**Objective**
Extract every line of the material below and reproduce it faithfully.

**Information provided**

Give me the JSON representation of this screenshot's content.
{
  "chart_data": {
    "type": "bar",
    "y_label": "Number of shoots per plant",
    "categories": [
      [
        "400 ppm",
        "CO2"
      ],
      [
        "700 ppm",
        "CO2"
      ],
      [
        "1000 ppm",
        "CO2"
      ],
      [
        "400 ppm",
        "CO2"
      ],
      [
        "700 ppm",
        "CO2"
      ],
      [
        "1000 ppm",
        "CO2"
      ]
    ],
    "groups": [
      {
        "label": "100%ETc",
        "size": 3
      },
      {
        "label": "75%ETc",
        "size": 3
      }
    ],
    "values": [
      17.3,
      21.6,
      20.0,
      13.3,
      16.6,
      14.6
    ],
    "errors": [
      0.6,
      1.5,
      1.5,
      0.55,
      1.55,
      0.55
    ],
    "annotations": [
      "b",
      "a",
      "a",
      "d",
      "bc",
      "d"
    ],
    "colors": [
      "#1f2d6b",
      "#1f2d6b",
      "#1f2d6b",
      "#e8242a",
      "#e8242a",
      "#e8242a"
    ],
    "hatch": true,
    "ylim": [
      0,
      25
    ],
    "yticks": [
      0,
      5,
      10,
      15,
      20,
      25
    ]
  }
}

**Final answer**
Give me the JSON representation of this screenshot's content.
{
  "chart_data": {
    "type": "bar",
    "y_label": "Number of shoots per plant",
    "categories": [
      [
        "400 ppm",
        "CO2"
      ],
      [
        "700 ppm",
        "CO2"
      ],
      [
        "1000 ppm",
        "CO2"
      ],
      [
        "400 ppm",
        "CO2"
      ],
      [
        "700 ppm",
        "CO2"
      ],
      [
        "1000 ppm",
        "CO2"
      ]
    ],
    "groups": [
      {
        "label": "100%ETc",
        "size": 3
      },
      {
        "label": "75%ETc",
        "size": 3
      }
    ],
    "values": [
      17.3,
      21.6,
      20.0,
      13.3,
      16.6,
      14.6
    ],
    "errors": [
      0.6,
      1.5,
      1.5,
      0.55,
      1.55,
      0.55
    ],
    "annotations": [
      "b",
      "a",
      "a",
      "d",
      "bc",
      "d"
    ],
    "colors": [
      "#1f2d6b",
      "#1f2d6b",
      "#1f2d6b",
      "#e8242a",
      "#e8242a",
      "#e8242a"
    ],
    "hatch": true,
    "ylim": [
      0,
      25
    ],
    "yticks": [
      0,
      5,
      10,
      15,
      20,
      25
    ]
  }
}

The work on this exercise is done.